(Given exercise) Count how many lines of the entries contain the string "Downloads", treating uppercase and lowercase as different, and reply with only the number.

- - -

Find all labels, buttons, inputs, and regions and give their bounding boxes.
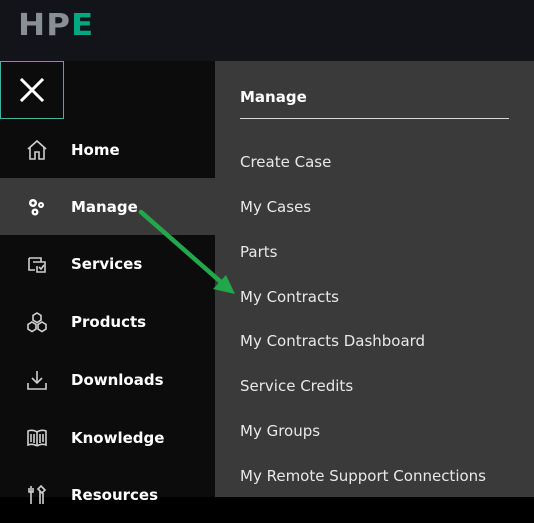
submenu-item-my-cases[interactable]: My Cases xyxy=(240,198,311,216)
close-menu-button[interactable] xyxy=(0,61,64,119)
divider xyxy=(240,118,509,119)
tools-icon xyxy=(25,483,49,507)
submenu-item-parts[interactable]: Parts xyxy=(240,243,277,261)
sidebar-item-downloads[interactable]: Downloads xyxy=(0,351,215,408)
sidebar-item-label: Downloads xyxy=(71,370,164,389)
manage-submenu: Manage Create Case My Cases Parts My Con… xyxy=(215,61,534,497)
sidebar: Home Manage Services Products Downloads … xyxy=(0,61,215,504)
submenu-item-my-groups[interactable]: My Groups xyxy=(240,422,320,440)
submenu-item-create-case[interactable]: Create Case xyxy=(240,153,331,171)
home-icon xyxy=(25,138,49,162)
sidebar-item-label: Knowledge xyxy=(71,428,165,447)
logo-e-text: E xyxy=(71,8,95,43)
close-icon xyxy=(19,77,45,103)
sidebar-item-label: Products xyxy=(71,312,147,331)
sidebar-item-label: Services xyxy=(71,254,143,273)
sidebar-item-products[interactable]: Products xyxy=(0,293,215,350)
services-icon xyxy=(25,252,49,276)
sidebar-item-label: Manage xyxy=(71,197,138,216)
sidebar-item-resources[interactable]: Resources xyxy=(0,466,215,523)
submenu-item-my-contracts[interactable]: My Contracts xyxy=(240,288,339,306)
cubes-icon xyxy=(25,310,49,334)
submenu-item-my-remote-support-connections[interactable]: My Remote Support Connections xyxy=(240,467,486,485)
hpe-logo[interactable]: HPE xyxy=(18,11,94,41)
submenu-item-my-contracts-dashboard[interactable]: My Contracts Dashboard xyxy=(240,332,425,350)
logo-hp-text: HP xyxy=(18,8,72,43)
sidebar-item-manage[interactable]: Manage xyxy=(0,178,215,235)
submenu-item-service-credits[interactable]: Service Credits xyxy=(240,377,353,395)
download-icon xyxy=(25,368,49,392)
sidebar-item-home[interactable]: Home xyxy=(0,121,215,178)
top-bar: HPE xyxy=(0,0,534,61)
sidebar-item-label: Home xyxy=(71,140,120,159)
sidebar-item-knowledge[interactable]: Knowledge xyxy=(0,409,215,466)
sidebar-item-label: Resources xyxy=(71,485,159,504)
book-icon xyxy=(25,426,49,450)
submenu-title: Manage xyxy=(240,88,307,106)
gears-icon xyxy=(25,195,49,219)
sidebar-item-services[interactable]: Services xyxy=(0,235,215,292)
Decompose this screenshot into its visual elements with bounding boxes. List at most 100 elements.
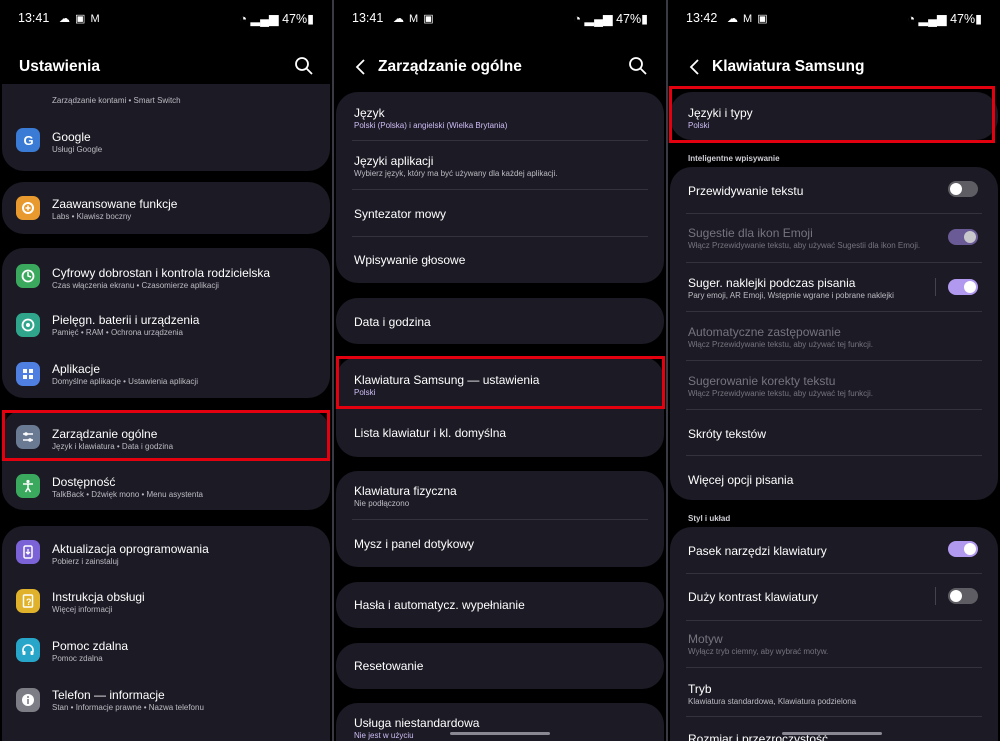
nav-handle[interactable]	[450, 732, 550, 735]
section-header: Styl i układ	[688, 514, 731, 523]
list-item-title: Data i godzina	[354, 315, 431, 329]
settings-group: Hasła i automatycz. wypełnianie	[336, 582, 664, 628]
settings-item-wellbeing[interactable]: Cyfrowy dobrostan i kontrola rodzicielsk…	[2, 252, 330, 300]
settings-group: Przewidywanie tekstu Sugestie dla ikon E…	[670, 167, 998, 500]
settings-item-advanced[interactable]: Zaawansowane funkcje Labs • Klawisz bocz…	[2, 182, 330, 234]
settings-item-subtitle: Pamięć • RAM • Ochrona urządzenia	[52, 328, 183, 337]
battery-icon: ▮	[641, 12, 648, 26]
list-item-title: Wpisywanie głosowe	[354, 253, 466, 267]
list-item-app-languages[interactable]: Języki aplikacji Wybierz język, który ma…	[336, 141, 664, 189]
settings-item-subtitle: TalkBack • Dźwięk mono • Menu asystenta	[52, 490, 203, 499]
separator	[935, 587, 936, 605]
settings-item-title: Google	[52, 130, 91, 144]
list-item-title: Mysz i panel dotykowy	[354, 537, 475, 551]
battery-level: 47%	[616, 12, 642, 26]
list-item-auto-replace: Automatyczne zastępowanie Włącz Przewidy…	[670, 312, 998, 360]
list-item-keyboard-list[interactable]: Lista klawiatur i kl. domyślna	[336, 409, 664, 457]
settings-item-subtitle: Stan • Informacje prawne • Nazwa telefon…	[52, 703, 204, 712]
list-item-title: Sugestie dla ikon Emoji	[688, 226, 813, 240]
list-item-more-typing-options[interactable]: Więcej opcji pisania	[670, 456, 998, 500]
settings-item-subtitle: Pobierz i zainstaluj	[52, 557, 119, 566]
list-item-voice-input[interactable]: Wpisywanie głosowe	[336, 237, 664, 283]
signal-icon: ◔ ▂▄▆	[573, 12, 617, 26]
list-item-subtitle: Pary emoji, AR Emoji, Wstępnie wgrane i …	[688, 291, 894, 300]
settings-item-title: Aktualizacja oprogramowania	[52, 542, 209, 556]
list-item-subtitle: Włącz Przewidywanie tekstu, aby używać t…	[688, 340, 873, 349]
settings-item-subtitle: Usługi Google	[52, 145, 103, 154]
manual-icon: ?	[16, 589, 40, 613]
settings-group: Cyfrowy dobrostan i kontrola rodzicielsk…	[2, 248, 330, 398]
general-management-panel: 13:41 ☁ M ▣ ◔ ▂▄▆ 47%▮ Zarządzanie ogóln…	[334, 0, 666, 741]
page-title: Zarządzanie ogólne	[378, 58, 522, 75]
settings-item-subtitle: Labs • Klawisz boczny	[52, 212, 132, 221]
settings-item-google[interactable]: G Google Usługi Google	[2, 114, 330, 166]
status-bar: 13:42 ☁ M ▣ ◔ ▂▄▆ 47%▮	[686, 11, 982, 27]
settings-item-accessibility[interactable]: Dostępność TalkBack • Dźwięk mono • Menu…	[2, 462, 330, 510]
settings-group: Data i godzina	[336, 298, 664, 344]
list-item-custom-service[interactable]: Usługa niestandardowa Nie jest w użyciu	[336, 703, 664, 741]
wellbeing-icon	[16, 264, 40, 288]
emoji-suggestions-toggle	[948, 229, 978, 245]
settings-group: Pasek narzędzi klawiatury Duży kontrast …	[670, 527, 998, 741]
battery-icon: ▮	[307, 12, 314, 26]
search-icon[interactable]	[628, 56, 648, 76]
settings-item-remote-support[interactable]: Pomoc zdalna Pomoc zdalna	[2, 626, 330, 674]
list-item-title: Sugerowanie korekty tekstu	[688, 374, 836, 388]
list-item-passwords-autofill[interactable]: Hasła i automatycz. wypełnianie	[336, 582, 664, 628]
list-item-date-time[interactable]: Data i godzina	[336, 298, 664, 344]
list-item-subtitle: Nie jest w użyciu	[354, 731, 414, 740]
settings-item-title: Dostępność	[52, 475, 116, 489]
battery-level: 47%	[950, 12, 976, 26]
list-item-language[interactable]: Język Polski (Polska) i angielski (Wielk…	[336, 92, 664, 140]
search-icon[interactable]	[294, 56, 314, 76]
settings-item-subtitle: Zarządzanie kontami • Smart Switch	[52, 96, 181, 105]
list-item-title: Tryb	[688, 682, 712, 696]
settings-item-software-update[interactable]: Aktualizacja oprogramowania Pobierz i za…	[2, 528, 330, 576]
settings-item-user-manual[interactable]: ? Instrukcja obsługi Więcej informacji	[2, 577, 330, 625]
notification-icons: ☁ ▣ M	[59, 13, 101, 25]
samsung-keyboard-panel: 13:42 ☁ M ▣ ◔ ▂▄▆ 47%▮ Klawiatura Samsun…	[668, 0, 1000, 741]
list-item-keyboard-toolbar[interactable]: Pasek narzędzi klawiatury	[670, 527, 998, 573]
settings-item-title: Instrukcja obsługi	[52, 590, 145, 604]
highlight-box	[336, 356, 665, 409]
status-time: 13:41	[352, 11, 384, 25]
settings-item-accounts[interactable]: Zarządzanie kontami • Smart Switch	[2, 84, 330, 106]
settings-item-device-care[interactable]: Pielęgn. baterii i urządzenia Pamięć • R…	[2, 301, 330, 349]
list-item-theme: Motyw Wyłącz tryb ciemny, aby wybrać mot…	[670, 621, 998, 667]
list-item-size-transparency[interactable]: Rozmiar i przezroczystość	[670, 717, 998, 741]
separator	[935, 278, 936, 296]
high-contrast-toggle[interactable]	[948, 588, 978, 604]
settings-item-apps[interactable]: Aplikacje Domyślne aplikacje • Ustawieni…	[2, 350, 330, 398]
settings-group: Aktualizacja oprogramowania Pobierz i za…	[2, 526, 330, 741]
notification-icons: ☁ M ▣	[727, 13, 769, 25]
nav-handle[interactable]	[782, 732, 882, 735]
list-item-text-shortcuts[interactable]: Skróty tekstów	[670, 410, 998, 455]
back-icon[interactable]	[686, 57, 704, 77]
list-item-mouse-touchpad[interactable]: Mysz i panel dotykowy	[336, 520, 664, 567]
list-item-physical-keyboard[interactable]: Klawiatura fizyczna Nie podłączono	[336, 471, 664, 519]
list-item-high-contrast[interactable]: Duży kontrast klawiatury	[670, 574, 998, 620]
toggle-knob	[964, 281, 976, 293]
keyboard-toolbar-toggle[interactable]	[948, 541, 978, 557]
list-item-sticker-suggestions[interactable]: Suger. naklejki podczas pisania Pary emo…	[670, 263, 998, 311]
back-icon[interactable]	[352, 57, 370, 77]
sticker-suggestions-toggle[interactable]	[948, 279, 978, 295]
list-item-reset[interactable]: Resetowanie	[336, 643, 664, 689]
settings-item-about-phone[interactable]: Telefon — informacje Stan • Informacje p…	[2, 676, 330, 724]
notification-icons: ☁ M ▣	[393, 13, 435, 25]
list-item-predictive-text[interactable]: Przewidywanie tekstu	[670, 167, 998, 213]
page-title: Ustawienia	[19, 58, 100, 75]
signal-icon: ◔ ▂▄▆	[239, 12, 283, 26]
predictive-text-toggle[interactable]	[948, 181, 978, 197]
toggle-knob	[964, 543, 976, 555]
signal-icon: ◔ ▂▄▆	[907, 12, 951, 26]
list-item-mode[interactable]: Tryb Klawiatura standardowa, Klawiatura …	[670, 668, 998, 716]
toggle-knob	[950, 183, 962, 195]
settings-item-title: Cyfrowy dobrostan i kontrola rodzicielsk…	[52, 266, 271, 280]
list-item-tts[interactable]: Syntezator mowy	[336, 190, 664, 236]
device-care-icon	[16, 313, 40, 337]
list-item-title: Usługa niestandardowa	[354, 716, 480, 730]
list-item-title: Języki aplikacji	[354, 154, 434, 168]
settings-item-title: Aplikacje	[52, 362, 101, 376]
highlight-box	[2, 410, 330, 461]
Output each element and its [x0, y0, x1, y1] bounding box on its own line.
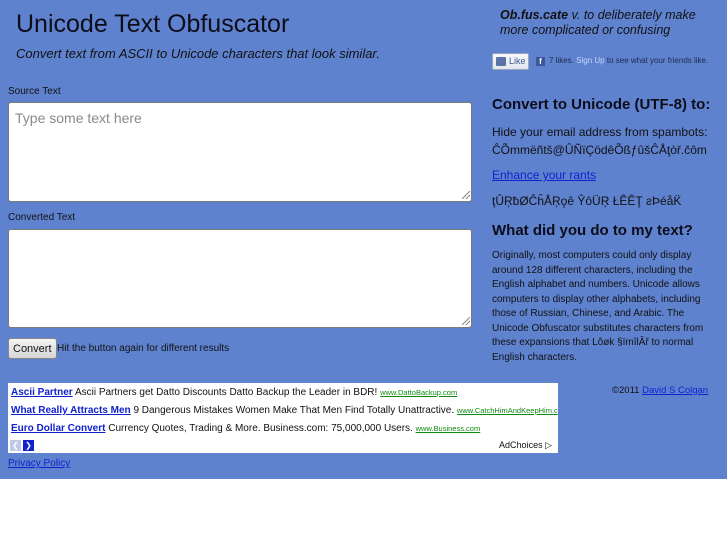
- copyright-year: ©2011: [612, 385, 640, 396]
- rant-example: ţÛŖƀØĈĥÅŖǫê ŶôÜŖ ŁÊÊŢ ƨÞéåK̈: [492, 194, 682, 208]
- ad-item: Ascii Partner Ascii Partners get Datto D…: [11, 387, 457, 398]
- source-text-label: Source Text: [8, 86, 61, 97]
- ad-item: What Really Attracts Men 9 Dangerous Mis…: [11, 405, 558, 416]
- chevron-left-icon[interactable]: ❮: [10, 440, 21, 451]
- ad-url-link[interactable]: www.CatchHimAndKeepHim.c: [457, 406, 558, 415]
- chevron-right-icon[interactable]: ❯: [23, 440, 34, 451]
- ad-item: Euro Dollar Convert Currency Quotes, Tra…: [11, 423, 480, 434]
- ad-box: Ascii Partner Ascii Partners get Datto D…: [8, 383, 558, 453]
- convert-hint: Hit the button again for different resul…: [57, 343, 230, 354]
- privacy-policy-link[interactable]: Privacy Policy: [8, 458, 70, 469]
- ad-title-link[interactable]: Euro Dollar Convert: [11, 423, 105, 434]
- ad-title-link[interactable]: Ascii Partner: [11, 387, 73, 398]
- ad-url-link[interactable]: www.DattoBackup.com: [380, 388, 457, 397]
- ad-title-link[interactable]: What Really Attracts Men: [11, 405, 131, 416]
- copyright: ©2011 David S Colgan: [612, 385, 708, 396]
- what-heading: What did you do to my text?: [492, 222, 693, 239]
- likes-rest: to see what your friends like.: [606, 56, 709, 65]
- explanation-text: Originally, most computers could only di…: [492, 250, 704, 363]
- definition: Ob.fus.cate v. to deliberately make more…: [500, 8, 722, 38]
- facebook-like-count: 7 likes. Sign Up to see what your friend…: [549, 56, 727, 65]
- ad-text: Ascii Partners get Datto Discounts Datto…: [74, 387, 378, 398]
- resize-grip-icon[interactable]: [462, 191, 470, 199]
- thumbs-up-icon: [496, 57, 506, 66]
- hide-email-text: Hide your email address from spambots:: [492, 125, 708, 139]
- ad-navigation: ❮ ❯: [10, 440, 34, 451]
- author-link[interactable]: David S Colgan: [642, 385, 708, 396]
- facebook-signup-link[interactable]: Sign Up: [576, 56, 604, 65]
- converted-text-output[interactable]: [8, 229, 472, 328]
- convert-button[interactable]: Convert: [8, 338, 57, 359]
- definition-word: Ob.fus.cate: [500, 8, 569, 22]
- facebook-like-button[interactable]: Like: [492, 53, 529, 70]
- enhance-rants-link[interactable]: Enhance your rants: [492, 168, 596, 182]
- page-title: Unicode Text Obfuscator: [16, 10, 290, 38]
- convert-heading: Convert to Unicode (UTF-8) to:: [492, 96, 711, 113]
- page-background: Unicode Text Obfuscator Convert text fro…: [0, 0, 727, 479]
- email-example: ĈÕmmëñtš@ÛÑïÇödêÕßƒûšĈÅţòř.čôm: [492, 143, 707, 157]
- page-subtitle: Convert text from ASCII to Unicode chara…: [16, 46, 380, 61]
- facebook-icon: f: [536, 57, 545, 66]
- likes-count: 7 likes.: [549, 56, 574, 65]
- converted-text-label: Converted Text: [8, 212, 76, 223]
- adchoices-link[interactable]: AdChoices ▷: [499, 440, 552, 451]
- like-label: Like: [509, 56, 526, 66]
- source-text-input[interactable]: [8, 102, 472, 202]
- ad-text: 9 Dangerous Mistakes Women Make That Men…: [133, 405, 455, 416]
- ad-url-link[interactable]: www.Business.com: [416, 424, 481, 433]
- resize-grip-icon[interactable]: [462, 317, 470, 325]
- ad-text: Currency Quotes, Trading & More. Busines…: [108, 423, 413, 434]
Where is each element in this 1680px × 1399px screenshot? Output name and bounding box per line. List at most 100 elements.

- - -

(Exercise answer) 3